Aim of the exercise:
Type out all the records word for word. Any pictures are to be left out.
※
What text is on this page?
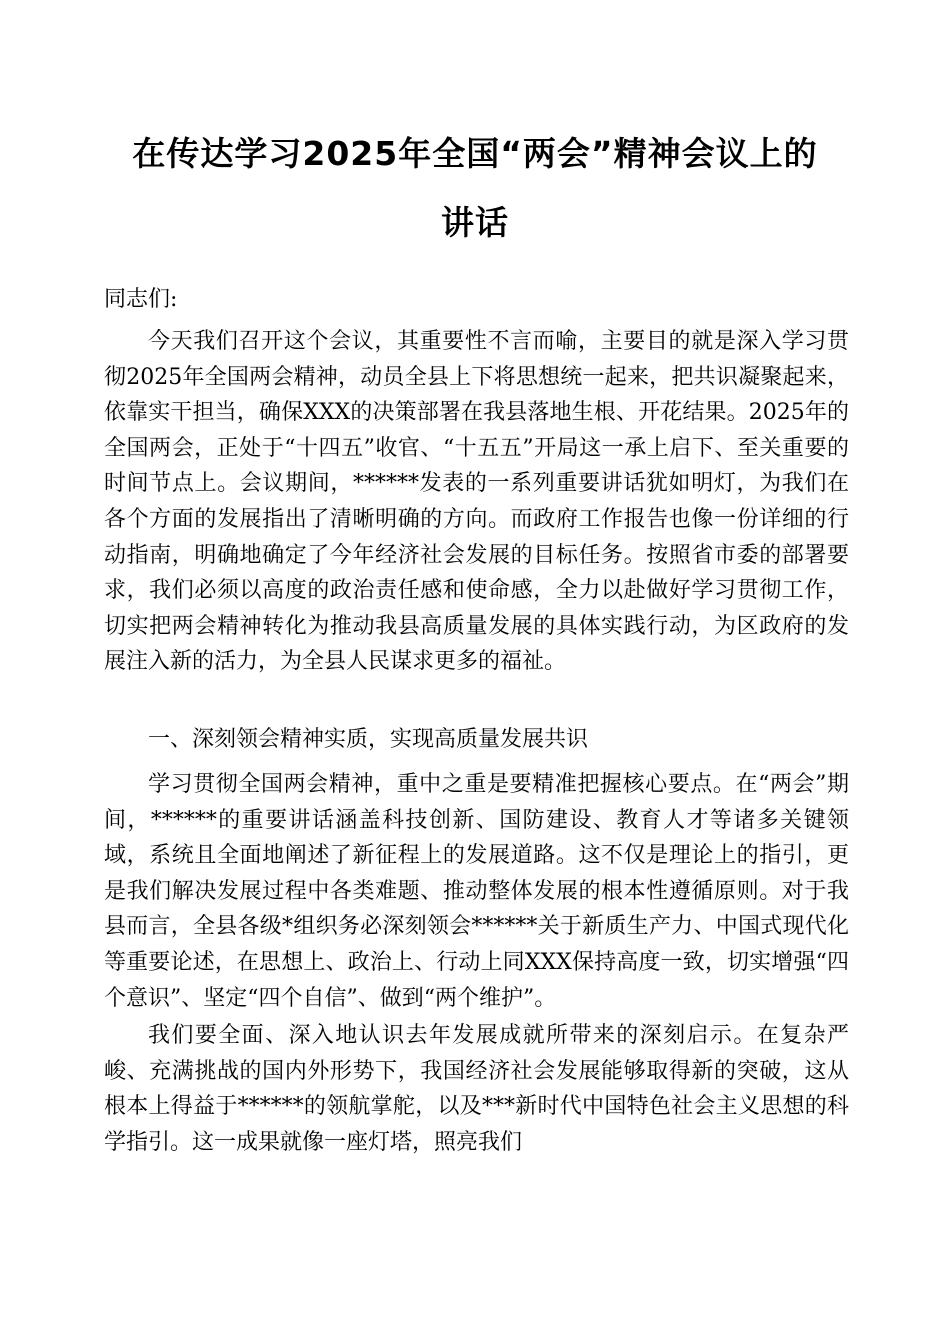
在传达学习2025年全国“两会”精神会议上的
讲话

同志们:

今天我们召开这个会议，其重要性不言而喻，主要目的就是深入学习贯彻2025年全国两会精神，动员全县上下将思想统一起来，把共识凝聚起来，依靠实干担当，确保XXX的决策部署在我县落地生根、开花结果。2025年的全国两会，正处于“十四五”收官、“十五五”开局这一承上启下、至关重要的时间节点上。会议期间，******发表的一系列重要讲话犹如明灯，为我们在各个方面的发展指出了清晰明确的方向。而政府工作报告也像一份详细的行动指南，明确地确定了今年经济社会发展的目标任务。按照省市委的部署要求，我们必须以高度的政治责任感和使命感，全力以赴做好学习贯彻工作，切实把两会精神转化为推动我县高质量发展的具体实践行动，为区政府的发展注入新的活力，为全县人民谋求更多的福祉。

一、深刻领会精神实质，实现高质量发展共识

学习贯彻全国两会精神，重中之重是要精准把握核心要点。在“两会”期间，******的重要讲话涵盖科技创新、国防建设、教育人才等诸多关键领域，系统且全面地阐述了新征程上的发展道路。这不仅是理论上的指引，更是我们解决发展过程中各类难题、推动整体发展的根本性遵循原则。对于我县而言，全县各级*组织务必深刻领会******关于新质生产力、中国式现代化等重要论述，在思想上、政治上、行动上同XXX保持高度一致，切实增强“四个意识”、坚定“四个自信”、做到“两个维护”。

我们要全面、深入地认识去年发展成就所带来的深刻启示。在复杂严峻、充满挑战的国内外形势下，我国经济社会发展能够取得新的突破，这从根本上得益于******的领航掌舵，以及***新时代中国特色社会主义思想的科学指引。这一成果就像一座灯塔，照亮我们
※
Written solution:
What text is on this page?
在传达学习2025年全国“两会”精神会议上的
讲话

同志们:

今天我们召开这个会议，其重要性不言而喻，主要目的就是深入学习贯彻2025年全国两会精神，动员全县上下将思想统一起来，把共识凝聚起来，依靠实干担当，确保XXX的决策部署在我县落地生根、开花结果。2025年的全国两会，正处于“十四五”收官、“十五五”开局这一承上启下、至关重要的时间节点上。会议期间，******发表的一系列重要讲话犹如明灯，为我们在各个方面的发展指出了清晰明确的方向。而政府工作报告也像一份详细的行动指南，明确地确定了今年经济社会发展的目标任务。按照省市委的部署要求，我们必须以高度的政治责任感和使命感，全力以赴做好学习贯彻工作，切实把两会精神转化为推动我县高质量发展的具体实践行动，为区政府的发展注入新的活力，为全县人民谋求更多的福祉。

一、深刻领会精神实质，实现高质量发展共识

学习贯彻全国两会精神，重中之重是要精准把握核心要点。在“两会”期间，******的重要讲话涵盖科技创新、国防建设、教育人才等诸多关键领域，系统且全面地阐述了新征程上的发展道路。这不仅是理论上的指引，更是我们解决发展过程中各类难题、推动整体发展的根本性遵循原则。对于我县而言，全县各级*组织务必深刻领会******关于新质生产力、中国式现代化等重要论述，在思想上、政治上、行动上同XXX保持高度一致，切实增强“四个意识”、坚定“四个自信”、做到“两个维护”。

我们要全面、深入地认识去年发展成就所带来的深刻启示。在复杂严峻、充满挑战的国内外形势下，我国经济社会发展能够取得新的突破，这从根本上得益于******的领航掌舵，以及***新时代中国特色社会主义思想的科学指引。这一成果就像一座灯塔，照亮我们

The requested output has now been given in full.